- _SOURCE EXCERPT_:
═══

- Church: Serbian Patriarchate of Peć
- See: Patriarchate of Peć Monastery
- Installed: 1747
- Term ended: 1752
- Predecessor: Joanikije III
- Successor: Gavrilo II

Personal details
- Born: late 17th century Skopje
- Died: 1752 Peć
- Denomination: Eastern Orthodoxy

= Atanasije II Gavrilović =

Serbian Patriarch

Atanasije II Gavrilović (Атанасије II Гавриловић; Skopje, late 17th century – Peć, 1752) was the Patriarch of the Serbian Patriarchate of Peć from 1747 to 1752.

He was first mentioned in 1741 as the Metropolitan of Skopje. At that time, the throne of Serbian Patriarchate of Peć was contested between the Serbs, who were seen as rebels by the Ottomans, and Phanariote Greeks, who were very much loyal to the authorities. In the last Austro-Turkish War (1737–1739), in which Serbs supported Vienna, a major migration northwards into Habsburg territory was led by Serbian Patriarch Arsenije IV. The Ottomans brought Joanikije III, a Greek, to the throne in Peć. During his days all connections with Serbs in the Habsburg Empire were cut. Thus, the election – an Ottoman approval – of a Serb as the head of the Serbian Patriarchate of Peć delighted all the Serbs.

Immediately after his election Atanasije II made a canonical visit to Sarajevo. In 1748 we find him in Niš. In 1749 he visited Rila monastery, at the time a part of his patriarchate.

═══

- _INFORMATION SHOWN_:
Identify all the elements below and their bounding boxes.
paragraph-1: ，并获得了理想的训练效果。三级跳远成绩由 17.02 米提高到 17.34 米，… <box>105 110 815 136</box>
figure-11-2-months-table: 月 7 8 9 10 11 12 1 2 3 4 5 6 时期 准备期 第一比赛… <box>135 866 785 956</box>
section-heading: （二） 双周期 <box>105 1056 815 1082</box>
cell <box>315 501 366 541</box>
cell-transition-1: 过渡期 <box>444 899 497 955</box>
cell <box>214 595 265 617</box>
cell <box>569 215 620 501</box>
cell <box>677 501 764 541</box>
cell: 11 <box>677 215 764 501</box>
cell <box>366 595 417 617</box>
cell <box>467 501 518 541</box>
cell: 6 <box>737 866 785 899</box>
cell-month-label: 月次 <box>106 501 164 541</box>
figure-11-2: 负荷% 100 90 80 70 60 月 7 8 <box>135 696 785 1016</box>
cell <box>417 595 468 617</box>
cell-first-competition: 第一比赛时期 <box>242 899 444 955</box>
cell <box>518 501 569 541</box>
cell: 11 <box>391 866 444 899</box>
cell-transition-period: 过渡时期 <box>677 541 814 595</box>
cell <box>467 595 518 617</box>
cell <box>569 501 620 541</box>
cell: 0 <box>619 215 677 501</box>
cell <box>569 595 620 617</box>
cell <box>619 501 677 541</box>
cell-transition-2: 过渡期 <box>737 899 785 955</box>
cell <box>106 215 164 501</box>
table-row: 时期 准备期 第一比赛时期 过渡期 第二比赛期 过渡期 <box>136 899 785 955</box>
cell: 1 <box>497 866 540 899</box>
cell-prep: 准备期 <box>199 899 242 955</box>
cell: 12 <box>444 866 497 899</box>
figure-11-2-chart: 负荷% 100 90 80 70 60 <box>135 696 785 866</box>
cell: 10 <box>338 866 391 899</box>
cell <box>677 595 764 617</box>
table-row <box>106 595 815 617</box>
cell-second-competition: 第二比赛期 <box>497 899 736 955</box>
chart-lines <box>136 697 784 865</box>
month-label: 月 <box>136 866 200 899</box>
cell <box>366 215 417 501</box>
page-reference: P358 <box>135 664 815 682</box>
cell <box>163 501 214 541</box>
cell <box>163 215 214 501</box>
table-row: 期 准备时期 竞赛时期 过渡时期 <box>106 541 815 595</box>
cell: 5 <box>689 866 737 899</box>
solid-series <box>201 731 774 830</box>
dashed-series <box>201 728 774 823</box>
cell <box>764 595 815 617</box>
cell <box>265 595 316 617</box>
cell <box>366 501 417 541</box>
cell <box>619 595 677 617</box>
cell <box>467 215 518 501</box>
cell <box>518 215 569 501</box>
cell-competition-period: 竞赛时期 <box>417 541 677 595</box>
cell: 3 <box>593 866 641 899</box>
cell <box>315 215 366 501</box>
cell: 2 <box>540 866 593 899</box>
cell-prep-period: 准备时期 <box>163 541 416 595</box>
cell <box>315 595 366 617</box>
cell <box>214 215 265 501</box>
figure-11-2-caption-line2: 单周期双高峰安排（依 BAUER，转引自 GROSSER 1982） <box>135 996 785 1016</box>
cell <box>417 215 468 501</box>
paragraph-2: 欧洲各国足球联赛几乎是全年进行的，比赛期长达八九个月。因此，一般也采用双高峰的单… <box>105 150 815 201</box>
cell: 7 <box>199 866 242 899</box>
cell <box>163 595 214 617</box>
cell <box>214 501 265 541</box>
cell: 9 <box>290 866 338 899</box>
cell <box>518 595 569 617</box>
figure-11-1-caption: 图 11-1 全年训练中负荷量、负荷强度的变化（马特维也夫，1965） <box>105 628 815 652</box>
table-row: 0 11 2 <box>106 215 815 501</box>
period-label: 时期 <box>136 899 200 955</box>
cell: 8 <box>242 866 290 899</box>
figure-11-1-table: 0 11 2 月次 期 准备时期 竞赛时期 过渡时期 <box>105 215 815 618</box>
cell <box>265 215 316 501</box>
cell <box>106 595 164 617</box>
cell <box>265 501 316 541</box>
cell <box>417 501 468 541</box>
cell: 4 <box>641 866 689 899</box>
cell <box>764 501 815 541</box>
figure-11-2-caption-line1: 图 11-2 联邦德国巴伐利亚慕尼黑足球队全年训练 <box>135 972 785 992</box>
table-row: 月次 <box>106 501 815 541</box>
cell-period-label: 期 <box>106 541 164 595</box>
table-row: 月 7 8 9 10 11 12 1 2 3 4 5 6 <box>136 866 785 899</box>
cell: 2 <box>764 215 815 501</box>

═══

- _WHAT IS ASKED_:
(1) According to the biography of Atanasije II Gavrilović, which monastery did he visit in 1749?
(2) Update the biography of Atanasije II Gavrilović between "He was first" and "of his patriarchate.", inclusive, and put "Mostar" in place of "Sarajevo".
(3) Extend the biography of Atanasije II Gavrilović past its final sentence.

- _ANSWERS FOR THIS EXERCISE_:
(1) Rila monastery

(2)
He was first mentioned in 1741 as the Metropolitan of Skopje. At that time, the throne of Serbian Patriarchate of Peć was contested between the Serbs, who were seen as rebels by the Ottomans, and Phanariote Greeks, who were very much loyal to the authorities. In the last Austro-Turkish War (1737–1739), in which Serbs supported Vienna, a major migration northwards into Habsburg territory was led by Serbian Patriarch Arsenije IV. The Ottomans brought Joanikije III, a Greek, to the throne in Peć. During his days all connections with Serbs in the Habsburg Empire were cut. Thus, the election – an Ottoman approval – of a Serb as the head of the Serbian Patriarchate of Peć delighted all the Serbs.

Immediately after his election Atanasije II made a canonical visit to Mostar. In 1748 we find him in Niš. In 1749 he visited Rila monastery, at the time a part of his patriarchate.

(3)
That same year Atanasije II visited Montenegro and then continued to the Adriatic littoral to visit his flock. He was accompanied by metropolitan of Cetinje Sava Petrović. The worried Venetian authorities tried to prevent their movement by increasing the sanitary measures for all people coming from the Ottoman Empire, thus also to the patriarch and his entourage. Next year (1750) Atanasije was in Belgrade where he installed Vasilije Petrović as the new metropolitan of Cetinje.

Atanasije II worked hard to reestablish the broken connections with Serbs in the Habsburg Empire whose church was now organized under the Metropolitan of Karlovci. As one of tokens of this renewed collaboration copper plates from book printing were sent from Sremski Karlovci to Atanasije II.

Since the treasury of the Serbian Patriarchate of Peć was all but emptied during the irresponsible rule of his predecessor, in 1750 Atanasije II sent his exarch, abbot of Studenica Vasilije Petrović to collect donations in the regions of the Metropolitan of Karlovci. Same was done in 1751 in the diocese of Valjevo. Atanasije II died in 1752.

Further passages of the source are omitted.